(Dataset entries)
- - - -

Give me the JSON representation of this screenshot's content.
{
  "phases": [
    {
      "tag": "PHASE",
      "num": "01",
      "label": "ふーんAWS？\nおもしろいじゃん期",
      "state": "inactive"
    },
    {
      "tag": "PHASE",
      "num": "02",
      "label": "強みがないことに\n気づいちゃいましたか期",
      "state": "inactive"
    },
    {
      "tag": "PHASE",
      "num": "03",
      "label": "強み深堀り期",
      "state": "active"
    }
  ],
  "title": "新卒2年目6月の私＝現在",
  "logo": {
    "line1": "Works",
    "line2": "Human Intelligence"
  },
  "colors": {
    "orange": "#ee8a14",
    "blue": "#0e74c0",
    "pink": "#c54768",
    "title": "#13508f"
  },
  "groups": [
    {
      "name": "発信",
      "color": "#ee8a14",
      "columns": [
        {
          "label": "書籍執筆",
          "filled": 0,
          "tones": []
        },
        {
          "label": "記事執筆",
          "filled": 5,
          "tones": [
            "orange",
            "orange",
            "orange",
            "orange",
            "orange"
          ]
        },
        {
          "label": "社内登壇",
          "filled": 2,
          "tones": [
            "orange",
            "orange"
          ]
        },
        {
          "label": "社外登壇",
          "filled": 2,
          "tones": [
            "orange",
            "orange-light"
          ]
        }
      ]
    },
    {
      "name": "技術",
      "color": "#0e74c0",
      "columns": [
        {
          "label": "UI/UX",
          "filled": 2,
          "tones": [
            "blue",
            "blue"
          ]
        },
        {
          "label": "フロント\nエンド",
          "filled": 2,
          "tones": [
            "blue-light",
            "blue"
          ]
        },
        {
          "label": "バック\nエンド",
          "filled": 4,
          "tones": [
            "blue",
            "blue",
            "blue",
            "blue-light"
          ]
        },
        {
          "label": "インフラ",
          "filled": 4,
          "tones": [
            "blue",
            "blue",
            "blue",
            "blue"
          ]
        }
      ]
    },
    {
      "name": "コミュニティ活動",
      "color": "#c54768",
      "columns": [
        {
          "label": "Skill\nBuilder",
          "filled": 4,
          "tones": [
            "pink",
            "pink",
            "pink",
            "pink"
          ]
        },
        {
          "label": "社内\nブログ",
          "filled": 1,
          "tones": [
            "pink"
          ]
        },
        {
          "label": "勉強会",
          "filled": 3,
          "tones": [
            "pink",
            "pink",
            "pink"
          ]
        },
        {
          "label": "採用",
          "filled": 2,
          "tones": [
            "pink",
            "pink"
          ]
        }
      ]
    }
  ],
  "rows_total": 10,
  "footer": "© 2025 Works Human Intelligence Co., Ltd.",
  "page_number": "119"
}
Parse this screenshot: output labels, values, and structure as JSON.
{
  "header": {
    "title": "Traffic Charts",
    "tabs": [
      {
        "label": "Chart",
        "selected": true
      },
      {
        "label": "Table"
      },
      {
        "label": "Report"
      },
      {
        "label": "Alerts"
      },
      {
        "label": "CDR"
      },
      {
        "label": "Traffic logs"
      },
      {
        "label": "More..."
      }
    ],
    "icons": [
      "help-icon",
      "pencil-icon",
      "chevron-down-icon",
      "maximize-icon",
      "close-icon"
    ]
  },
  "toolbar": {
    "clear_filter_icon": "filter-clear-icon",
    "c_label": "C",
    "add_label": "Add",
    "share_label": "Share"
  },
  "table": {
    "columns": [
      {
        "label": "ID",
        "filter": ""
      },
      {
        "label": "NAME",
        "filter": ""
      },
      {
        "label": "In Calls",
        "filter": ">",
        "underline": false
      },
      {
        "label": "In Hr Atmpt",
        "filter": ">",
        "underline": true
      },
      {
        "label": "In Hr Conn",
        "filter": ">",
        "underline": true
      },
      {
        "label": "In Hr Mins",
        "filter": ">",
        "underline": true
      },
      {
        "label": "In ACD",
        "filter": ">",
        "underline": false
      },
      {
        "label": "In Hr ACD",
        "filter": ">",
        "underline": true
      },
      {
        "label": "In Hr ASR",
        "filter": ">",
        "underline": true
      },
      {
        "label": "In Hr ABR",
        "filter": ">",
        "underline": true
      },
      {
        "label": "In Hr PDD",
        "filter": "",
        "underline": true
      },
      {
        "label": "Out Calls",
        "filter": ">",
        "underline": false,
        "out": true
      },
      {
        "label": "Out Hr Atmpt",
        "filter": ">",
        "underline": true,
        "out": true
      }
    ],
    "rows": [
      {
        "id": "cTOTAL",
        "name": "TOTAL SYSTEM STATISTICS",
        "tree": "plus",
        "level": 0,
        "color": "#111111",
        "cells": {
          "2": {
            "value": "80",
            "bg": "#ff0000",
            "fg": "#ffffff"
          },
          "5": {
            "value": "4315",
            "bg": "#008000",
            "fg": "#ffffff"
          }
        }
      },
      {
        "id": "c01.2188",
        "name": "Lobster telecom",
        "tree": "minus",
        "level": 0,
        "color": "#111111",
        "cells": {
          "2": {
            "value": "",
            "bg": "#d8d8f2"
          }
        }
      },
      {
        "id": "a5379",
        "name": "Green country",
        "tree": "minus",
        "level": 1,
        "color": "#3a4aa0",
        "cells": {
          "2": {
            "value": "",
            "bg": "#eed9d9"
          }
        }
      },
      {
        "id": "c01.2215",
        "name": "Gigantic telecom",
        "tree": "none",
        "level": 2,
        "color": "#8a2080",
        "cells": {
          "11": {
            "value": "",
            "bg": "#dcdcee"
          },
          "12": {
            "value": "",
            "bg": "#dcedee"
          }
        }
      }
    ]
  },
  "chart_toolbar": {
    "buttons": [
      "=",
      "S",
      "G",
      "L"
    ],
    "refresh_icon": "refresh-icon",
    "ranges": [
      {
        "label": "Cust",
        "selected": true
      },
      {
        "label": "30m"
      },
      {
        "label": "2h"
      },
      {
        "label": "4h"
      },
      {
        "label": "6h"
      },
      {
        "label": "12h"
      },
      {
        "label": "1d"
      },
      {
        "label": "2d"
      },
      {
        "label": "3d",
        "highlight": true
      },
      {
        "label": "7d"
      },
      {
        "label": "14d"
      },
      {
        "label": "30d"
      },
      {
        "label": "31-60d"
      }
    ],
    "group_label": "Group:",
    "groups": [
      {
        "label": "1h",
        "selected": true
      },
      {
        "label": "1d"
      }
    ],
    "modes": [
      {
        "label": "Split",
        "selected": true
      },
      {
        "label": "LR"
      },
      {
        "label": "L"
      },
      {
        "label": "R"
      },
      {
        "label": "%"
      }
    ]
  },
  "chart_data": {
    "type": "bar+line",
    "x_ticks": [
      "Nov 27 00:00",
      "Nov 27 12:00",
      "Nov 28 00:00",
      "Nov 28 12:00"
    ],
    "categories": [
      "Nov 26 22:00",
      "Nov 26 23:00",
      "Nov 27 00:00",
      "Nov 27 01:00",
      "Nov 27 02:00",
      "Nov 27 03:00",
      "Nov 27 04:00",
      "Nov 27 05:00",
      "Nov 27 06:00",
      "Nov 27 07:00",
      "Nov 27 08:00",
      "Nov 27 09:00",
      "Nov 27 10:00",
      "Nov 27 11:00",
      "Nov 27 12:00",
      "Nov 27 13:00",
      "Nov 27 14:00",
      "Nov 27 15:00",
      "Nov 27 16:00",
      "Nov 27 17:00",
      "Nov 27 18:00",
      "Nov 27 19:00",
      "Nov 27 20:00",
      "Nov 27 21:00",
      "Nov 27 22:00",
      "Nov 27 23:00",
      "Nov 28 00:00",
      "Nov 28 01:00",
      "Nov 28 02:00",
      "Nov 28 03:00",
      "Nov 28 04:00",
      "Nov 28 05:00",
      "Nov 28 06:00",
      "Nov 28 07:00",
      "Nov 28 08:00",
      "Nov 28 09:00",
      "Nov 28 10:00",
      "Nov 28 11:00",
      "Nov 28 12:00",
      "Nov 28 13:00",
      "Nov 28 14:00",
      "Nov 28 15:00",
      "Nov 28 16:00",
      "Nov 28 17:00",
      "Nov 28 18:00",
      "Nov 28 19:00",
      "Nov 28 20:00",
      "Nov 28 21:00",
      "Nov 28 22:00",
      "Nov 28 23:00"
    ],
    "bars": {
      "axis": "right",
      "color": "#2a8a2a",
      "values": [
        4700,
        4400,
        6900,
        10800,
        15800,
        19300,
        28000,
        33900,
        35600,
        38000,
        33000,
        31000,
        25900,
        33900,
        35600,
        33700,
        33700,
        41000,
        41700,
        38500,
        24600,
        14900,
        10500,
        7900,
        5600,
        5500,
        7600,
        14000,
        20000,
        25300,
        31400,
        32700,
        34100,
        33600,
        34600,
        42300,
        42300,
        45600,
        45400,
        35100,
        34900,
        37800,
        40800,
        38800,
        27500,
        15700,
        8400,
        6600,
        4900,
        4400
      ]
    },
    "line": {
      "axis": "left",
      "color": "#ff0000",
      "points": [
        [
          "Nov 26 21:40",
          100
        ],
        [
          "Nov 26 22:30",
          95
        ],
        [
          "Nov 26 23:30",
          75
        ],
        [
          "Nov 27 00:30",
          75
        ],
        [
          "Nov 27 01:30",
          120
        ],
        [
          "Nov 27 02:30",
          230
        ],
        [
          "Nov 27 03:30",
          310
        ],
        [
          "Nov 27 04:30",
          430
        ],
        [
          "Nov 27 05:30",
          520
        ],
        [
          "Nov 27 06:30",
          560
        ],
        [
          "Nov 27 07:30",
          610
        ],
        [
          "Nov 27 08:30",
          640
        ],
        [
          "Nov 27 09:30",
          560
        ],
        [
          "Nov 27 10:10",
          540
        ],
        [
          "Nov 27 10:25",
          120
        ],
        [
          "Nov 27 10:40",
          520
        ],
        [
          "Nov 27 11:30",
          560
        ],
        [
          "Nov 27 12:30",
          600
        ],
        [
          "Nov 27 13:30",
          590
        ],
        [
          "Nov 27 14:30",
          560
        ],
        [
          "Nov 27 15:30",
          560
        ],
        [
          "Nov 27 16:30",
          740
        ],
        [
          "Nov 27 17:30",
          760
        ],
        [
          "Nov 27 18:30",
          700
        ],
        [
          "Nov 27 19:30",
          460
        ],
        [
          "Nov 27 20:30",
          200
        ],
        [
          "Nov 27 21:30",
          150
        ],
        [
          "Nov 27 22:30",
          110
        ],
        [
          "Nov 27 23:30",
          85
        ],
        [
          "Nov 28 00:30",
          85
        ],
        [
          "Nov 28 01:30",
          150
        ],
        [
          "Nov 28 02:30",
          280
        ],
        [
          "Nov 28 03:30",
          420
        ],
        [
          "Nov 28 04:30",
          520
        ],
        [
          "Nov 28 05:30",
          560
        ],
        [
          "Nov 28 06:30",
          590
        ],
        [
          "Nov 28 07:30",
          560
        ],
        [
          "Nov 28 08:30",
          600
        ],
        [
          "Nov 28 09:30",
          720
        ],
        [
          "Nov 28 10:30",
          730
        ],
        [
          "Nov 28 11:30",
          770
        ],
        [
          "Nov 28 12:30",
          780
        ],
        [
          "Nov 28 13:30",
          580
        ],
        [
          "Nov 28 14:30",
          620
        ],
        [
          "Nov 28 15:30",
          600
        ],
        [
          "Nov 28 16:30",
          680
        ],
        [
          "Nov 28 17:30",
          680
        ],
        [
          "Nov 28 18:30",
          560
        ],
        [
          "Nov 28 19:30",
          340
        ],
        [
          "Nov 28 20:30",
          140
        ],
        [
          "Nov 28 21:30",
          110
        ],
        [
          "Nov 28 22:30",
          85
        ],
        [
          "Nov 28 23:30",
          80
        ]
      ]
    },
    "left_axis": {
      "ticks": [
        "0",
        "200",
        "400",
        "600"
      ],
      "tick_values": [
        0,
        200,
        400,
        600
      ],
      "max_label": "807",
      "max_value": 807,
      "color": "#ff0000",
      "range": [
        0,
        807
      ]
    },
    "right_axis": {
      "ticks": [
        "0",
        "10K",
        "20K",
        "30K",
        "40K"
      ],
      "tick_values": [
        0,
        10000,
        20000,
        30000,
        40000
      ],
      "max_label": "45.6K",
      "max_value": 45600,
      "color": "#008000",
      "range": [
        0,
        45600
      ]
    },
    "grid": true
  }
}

- - - -

# Problem to solve
From the entries above, copy out every line where the string "tree" appears.

# Exercise result
        "tree": "plus",
        "tree": "minus",
        "tree": "minus",
        "tree": "none",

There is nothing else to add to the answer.